··· Data for this exercise

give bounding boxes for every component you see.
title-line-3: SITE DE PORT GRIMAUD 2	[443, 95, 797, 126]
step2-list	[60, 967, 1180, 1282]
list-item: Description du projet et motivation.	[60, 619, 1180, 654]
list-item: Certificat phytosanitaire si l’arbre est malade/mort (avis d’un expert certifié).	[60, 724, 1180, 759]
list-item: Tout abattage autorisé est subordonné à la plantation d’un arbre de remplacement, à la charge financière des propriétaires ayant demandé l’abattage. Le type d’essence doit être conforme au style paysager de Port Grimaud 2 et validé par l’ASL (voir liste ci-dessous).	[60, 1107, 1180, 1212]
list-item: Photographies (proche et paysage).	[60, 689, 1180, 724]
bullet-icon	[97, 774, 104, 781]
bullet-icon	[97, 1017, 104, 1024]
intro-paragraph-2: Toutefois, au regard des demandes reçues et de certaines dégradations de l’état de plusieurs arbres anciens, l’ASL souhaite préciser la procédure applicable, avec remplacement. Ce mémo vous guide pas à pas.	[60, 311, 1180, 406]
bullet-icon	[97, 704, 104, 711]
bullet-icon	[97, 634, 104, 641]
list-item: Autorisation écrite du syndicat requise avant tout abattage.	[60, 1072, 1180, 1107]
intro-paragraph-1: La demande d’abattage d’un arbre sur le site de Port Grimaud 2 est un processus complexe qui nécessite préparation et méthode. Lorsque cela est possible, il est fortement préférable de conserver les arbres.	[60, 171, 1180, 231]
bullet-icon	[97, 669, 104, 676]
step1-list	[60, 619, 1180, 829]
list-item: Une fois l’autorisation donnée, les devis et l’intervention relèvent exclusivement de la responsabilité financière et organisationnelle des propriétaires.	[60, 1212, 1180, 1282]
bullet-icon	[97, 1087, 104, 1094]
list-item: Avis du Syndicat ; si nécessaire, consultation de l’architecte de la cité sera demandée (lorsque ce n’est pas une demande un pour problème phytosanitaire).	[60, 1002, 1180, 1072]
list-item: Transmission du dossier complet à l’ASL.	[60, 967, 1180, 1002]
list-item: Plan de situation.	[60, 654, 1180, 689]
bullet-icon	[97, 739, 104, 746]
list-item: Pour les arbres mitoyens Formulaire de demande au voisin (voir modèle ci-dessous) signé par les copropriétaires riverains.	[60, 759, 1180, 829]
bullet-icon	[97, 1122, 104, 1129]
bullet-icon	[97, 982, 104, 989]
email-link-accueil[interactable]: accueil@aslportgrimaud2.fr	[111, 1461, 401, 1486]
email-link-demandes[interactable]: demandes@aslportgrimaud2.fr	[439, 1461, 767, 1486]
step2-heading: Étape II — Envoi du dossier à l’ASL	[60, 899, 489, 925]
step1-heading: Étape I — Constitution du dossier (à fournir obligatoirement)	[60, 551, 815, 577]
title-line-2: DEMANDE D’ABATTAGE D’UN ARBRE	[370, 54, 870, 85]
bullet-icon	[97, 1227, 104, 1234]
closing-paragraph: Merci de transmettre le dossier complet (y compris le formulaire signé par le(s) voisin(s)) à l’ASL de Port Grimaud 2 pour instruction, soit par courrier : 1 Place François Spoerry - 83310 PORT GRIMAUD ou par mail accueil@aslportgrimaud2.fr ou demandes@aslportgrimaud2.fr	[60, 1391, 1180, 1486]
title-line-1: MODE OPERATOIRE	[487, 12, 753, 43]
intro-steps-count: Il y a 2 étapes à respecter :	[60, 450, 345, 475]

······

[Given task]
Reproduce the records above in full, substituting "list-marker" for each occurrence of "bullet-icon" and leaving every other character unchanged.

[Complete output]
give bounding boxes for every component you see.
title-line-3: SITE DE PORT GRIMAUD 2	[443, 95, 797, 126]
step2-list	[60, 967, 1180, 1282]
list-item: Description du projet et motivation.	[60, 619, 1180, 654]
list-item: Certificat phytosanitaire si l’arbre est malade/mort (avis d’un expert certifié).	[60, 724, 1180, 759]
list-item: Tout abattage autorisé est subordonné à la plantation d’un arbre de remplacement, à la charge financière des propriétaires ayant demandé l’abattage. Le type d’essence doit être conforme au style paysager de Port Grimaud 2 et validé par l’ASL (voir liste ci-dessous).	[60, 1107, 1180, 1212]
list-item: Photographies (proche et paysage).	[60, 689, 1180, 724]
list-marker	[97, 774, 104, 781]
list-marker	[97, 1017, 104, 1024]
intro-paragraph-2: Toutefois, au regard des demandes reçues et de certaines dégradations de l’état de plusieurs arbres anciens, l’ASL souhaite préciser la procédure applicable, avec remplacement. Ce mémo vous guide pas à pas.	[60, 311, 1180, 406]
list-marker	[97, 704, 104, 711]
list-marker	[97, 634, 104, 641]
list-item: Autorisation écrite du syndicat requise avant tout abattage.	[60, 1072, 1180, 1107]
intro-paragraph-1: La demande d’abattage d’un arbre sur le site de Port Grimaud 2 est un processus complexe qui nécessite préparation et méthode. Lorsque cela est possible, il est fortement préférable de conserver les arbres.	[60, 171, 1180, 231]
list-marker	[97, 669, 104, 676]
step1-list	[60, 619, 1180, 829]
list-item: Une fois l’autorisation donnée, les devis et l’intervention relèvent exclusivement de la responsabilité financière et organisationnelle des propriétaires.	[60, 1212, 1180, 1282]
list-marker	[97, 1087, 104, 1094]
list-item: Avis du Syndicat ; si nécessaire, consultation de l’architecte de la cité sera demandée (lorsque ce n’est pas une demande un pour problème phytosanitaire).	[60, 1002, 1180, 1072]
list-item: Transmission du dossier complet à l’ASL.	[60, 967, 1180, 1002]
list-item: Plan de situation.	[60, 654, 1180, 689]
list-marker	[97, 739, 104, 746]
list-item: Pour les arbres mitoyens Formulaire de demande au voisin (voir modèle ci-dessous) signé par les copropriétaires riverains.	[60, 759, 1180, 829]
list-marker	[97, 1122, 104, 1129]
list-marker	[97, 982, 104, 989]
email-link-accueil[interactable]: accueil@aslportgrimaud2.fr	[111, 1461, 401, 1486]
email-link-demandes[interactable]: demandes@aslportgrimaud2.fr	[439, 1461, 767, 1486]
step2-heading: Étape II — Envoi du dossier à l’ASL	[60, 899, 489, 925]
step1-heading: Étape I — Constitution du dossier (à fournir obligatoirement)	[60, 551, 815, 577]
title-line-2: DEMANDE D’ABATTAGE D’UN ARBRE	[370, 54, 870, 85]
list-marker	[97, 1227, 104, 1234]
closing-paragraph: Merci de transmettre le dossier complet (y compris le formulaire signé par le(s) voisin(s)) à l’ASL de Port Grimaud 2 pour instruction, soit par courrier : 1 Place François Spoerry - 83310 PORT GRIMAUD ou par mail accueil@aslportgrimaud2.fr ou demandes@aslportgrimaud2.fr	[60, 1391, 1180, 1486]
title-line-1: MODE OPERATOIRE	[487, 12, 753, 43]
intro-steps-count: Il y a 2 étapes à respecter :	[60, 450, 345, 475]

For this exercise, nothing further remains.